→ **Problem statement**: Drop all images and give the records again exactly.

→ **Provided records**:
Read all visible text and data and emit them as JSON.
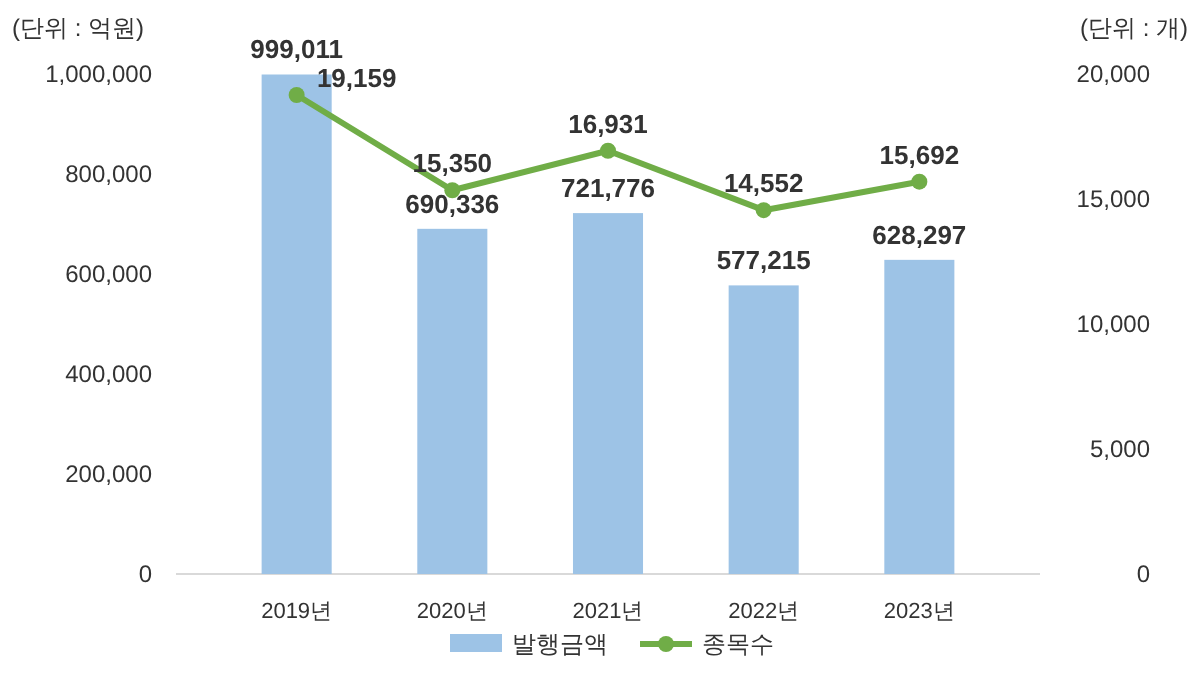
{
  "chart_data": {
    "type": "bar",
    "ylabel": "(단위 : 억원)",
    "y2label": "(단위 : 개)",
    "categories": [
      "2019년",
      "2020년",
      "2021년",
      "2022년",
      "2023년"
    ],
    "series": [
      {
        "name": "발행금액",
        "color": "#9dc3e6",
        "values": [
          999011,
          690336,
          721776,
          577215,
          628297
        ],
        "value_labels": [
          "999,011",
          "690,336",
          "721,776",
          "577,215",
          "628,297"
        ]
      },
      {
        "name": "종목수",
        "type": "line",
        "axis": "y2",
        "color": "#70ad47",
        "marker": "circle",
        "values": [
          19159,
          15350,
          16931,
          14552,
          15692
        ],
        "value_labels": [
          "19,159",
          "15,350",
          "16,931",
          "14,552",
          "15,692"
        ]
      }
    ],
    "ylim": [
      0,
      1000000
    ],
    "yticks": [
      {
        "value": 0,
        "label": "0"
      },
      {
        "value": 200000,
        "label": "200,000"
      },
      {
        "value": 400000,
        "label": "400,000"
      },
      {
        "value": 600000,
        "label": "600,000"
      },
      {
        "value": 800000,
        "label": "800,000"
      },
      {
        "value": 1000000,
        "label": "1,000,000"
      }
    ],
    "y2lim": [
      0,
      20000
    ],
    "y2ticks": [
      {
        "value": 0,
        "label": "0"
      },
      {
        "value": 5000,
        "label": "5,000"
      },
      {
        "value": 10000,
        "label": "10,000"
      },
      {
        "value": 15000,
        "label": "15,000"
      },
      {
        "value": 20000,
        "label": "20,000"
      }
    ],
    "legend": "bottom",
    "grid": false
  }
}
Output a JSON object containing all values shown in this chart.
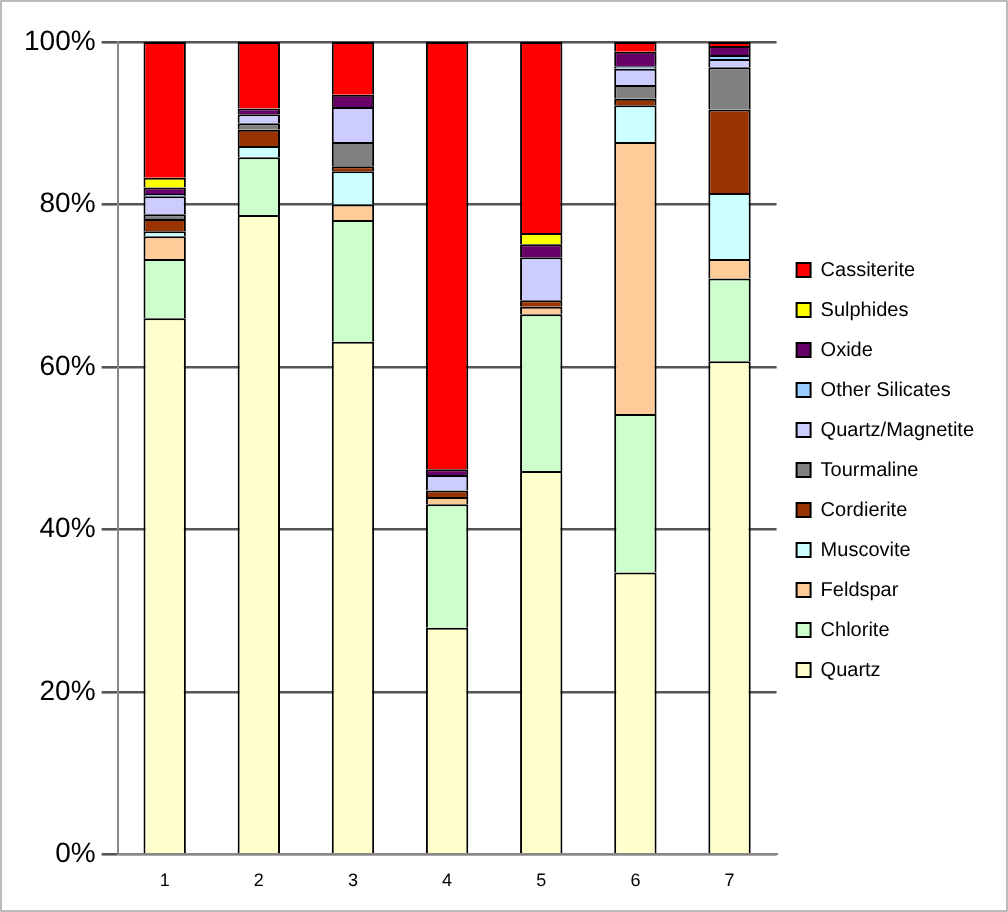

→ **Answer to this problem**:
Read all visible text and data and emit them as JSON.
{
  "chart_data": {
    "type": "bar",
    "ylabel": "(단위 : 억원)",
    "y2label": "(단위 : 개)",
    "categories": [
      "2019년",
      "2020년",
      "2021년",
      "2022년",
      "2023년"
    ],
    "series": [
      {
        "name": "발행금액",
        "color": "#9dc3e6",
        "values": [
          999011,
          690336,
          721776,
          577215,
          628297
        ],
        "value_labels": [
          "999,011",
          "690,336",
          "721,776",
          "577,215",
          "628,297"
        ]
      },
      {
        "name": "종목수",
        "type": "line",
        "axis": "y2",
        "color": "#70ad47",
        "marker": "circle",
        "values": [
          19159,
          15350,
          16931,
          14552,
          15692
        ],
        "value_labels": [
          "19,159",
          "15,350",
          "16,931",
          "14,552",
          "15,692"
        ]
      }
    ],
    "ylim": [
      0,
      1000000
    ],
    "yticks": [
      {
        "value": 0,
        "label": "0"
      },
      {
        "value": 200000,
        "label": "200,000"
      },
      {
        "value": 400000,
        "label": "400,000"
      },
      {
        "value": 600000,
        "label": "600,000"
      },
      {
        "value": 800000,
        "label": "800,000"
      },
      {
        "value": 1000000,
        "label": "1,000,000"
      }
    ],
    "y2lim": [
      0,
      20000
    ],
    "y2ticks": [
      {
        "value": 0,
        "label": "0"
      },
      {
        "value": 5000,
        "label": "5,000"
      },
      {
        "value": 10000,
        "label": "10,000"
      },
      {
        "value": 15000,
        "label": "15,000"
      },
      {
        "value": 20000,
        "label": "20,000"
      }
    ],
    "legend": "bottom",
    "grid": false
  }
}
Output a JSON object containing all values shown in this chart.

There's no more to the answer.